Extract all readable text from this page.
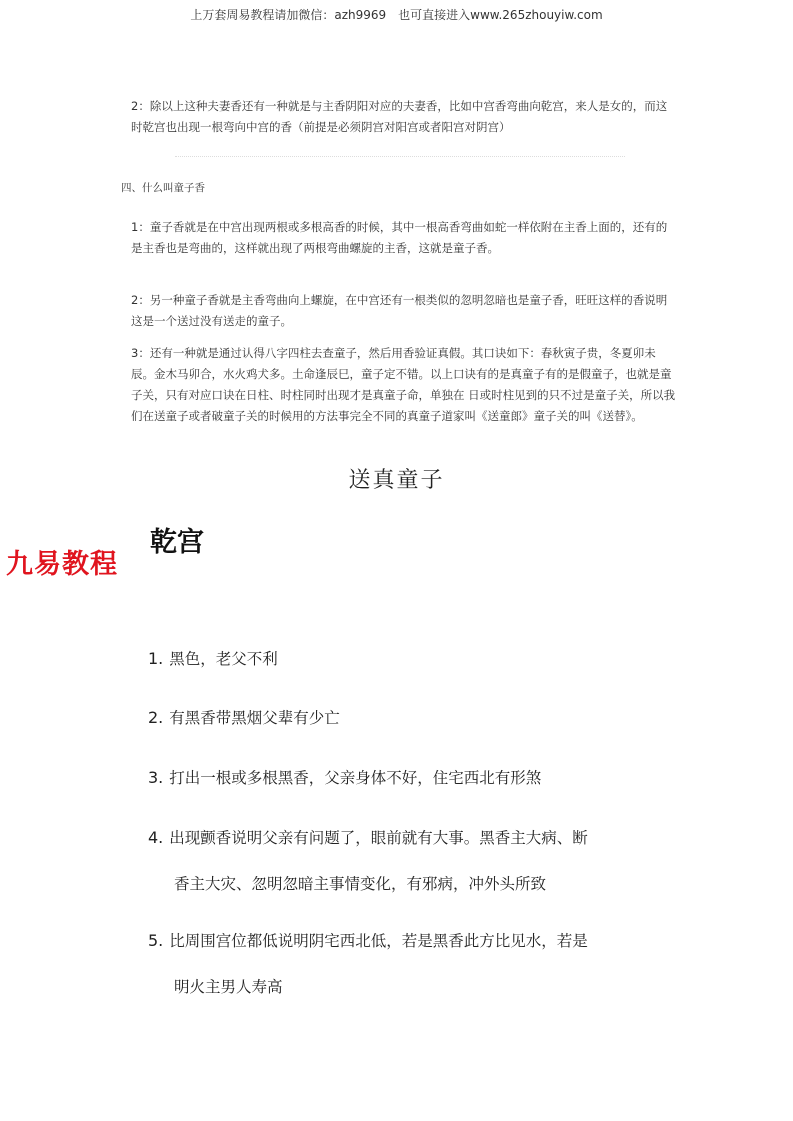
上万套周易教程请加微信：azh9969　也可直接进入www.265zhouyiw.com
2：除以上这种夫妻香还有一种就是与主香阴阳对应的夫妻香，比如中宫香弯曲向乾宫，来人是女的，而这时乾宫也出现一根弯向中宫的香（前提是必须阴宫对阳宫或者阳宫对阴宫）
四、什么叫童子香
1：童子香就是在中宫出现两根或多根高香的时候，其中一根高香弯曲如蛇一样依附在主香上面的，还有的是主香也是弯曲的，这样就出现了两根弯曲螺旋的主香，这就是童子香。
2：另一种童子香就是主香弯曲向上螺旋，在中宫还有一根类似的忽明忽暗也是童子香，旺旺这样的香说明这是一个送过没有送走的童子。
3：还有一种就是通过认得八字四柱去查童子，然后用香验证真假。其口诀如下：春秋寅子贵，冬夏卯未辰。金木马卯合，水火鸡犬多。土命逢辰巳，童子定不错。以上口诀有的是真童子有的是假童子，也就是童子关，只有对应口诀在日柱、时柱同时出现才是真童子命，单独在 日或时柱见到的只不过是童子关，所以我们在送童子或者破童子关的时候用的方法事完全不同的真童子道家叫《送童郎》童子关的叫《送替》。
送真童子
九易教程
乾宫
1. 黑色，老父不利
2. 有黑香带黑烟父辈有少亡
3. 打出一根或多根黑香，父亲身体不好，住宅西北有形煞
4. 出现颤香说明父亲有问题了，眼前就有大事。黑香主大病、断
香主大灾、忽明忽暗主事情变化，有邪病，冲外头所致
5. 比周围宫位都低说明阴宅西北低，若是黑香此方比见水，若是
明火主男人寿高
——————
**Requirement**
Write the entries above out again exactly, but not the pictures.

**Response below**
Extract all readable text from this page.
上万套周易教程请加微信：azh9969　也可直接进入www.265zhouyiw.com
2：除以上这种夫妻香还有一种就是与主香阴阳对应的夫妻香，比如中宫香弯曲向乾宫，来人是女的，而这时乾宫也出现一根弯向中宫的香（前提是必须阴宫对阳宫或者阳宫对阴宫）
四、什么叫童子香
1：童子香就是在中宫出现两根或多根高香的时候，其中一根高香弯曲如蛇一样依附在主香上面的，还有的是主香也是弯曲的，这样就出现了两根弯曲螺旋的主香，这就是童子香。
2：另一种童子香就是主香弯曲向上螺旋，在中宫还有一根类似的忽明忽暗也是童子香，旺旺这样的香说明这是一个送过没有送走的童子。
3：还有一种就是通过认得八字四柱去查童子，然后用香验证真假。其口诀如下：春秋寅子贵，冬夏卯未辰。金木马卯合，水火鸡犬多。土命逢辰巳，童子定不错。以上口诀有的是真童子有的是假童子，也就是童子关，只有对应口诀在日柱、时柱同时出现才是真童子命，单独在 日或时柱见到的只不过是童子关，所以我们在送童子或者破童子关的时候用的方法事完全不同的真童子道家叫《送童郎》童子关的叫《送替》。
送真童子
九易教程
乾宫
1. 黑色，老父不利
2. 有黑香带黑烟父辈有少亡
3. 打出一根或多根黑香，父亲身体不好，住宅西北有形煞
4. 出现颤香说明父亲有问题了，眼前就有大事。黑香主大病、断
香主大灾、忽明忽暗主事情变化，有邪病，冲外头所致
5. 比周围宫位都低说明阴宅西北低，若是黑香此方比见水，若是
明火主男人寿高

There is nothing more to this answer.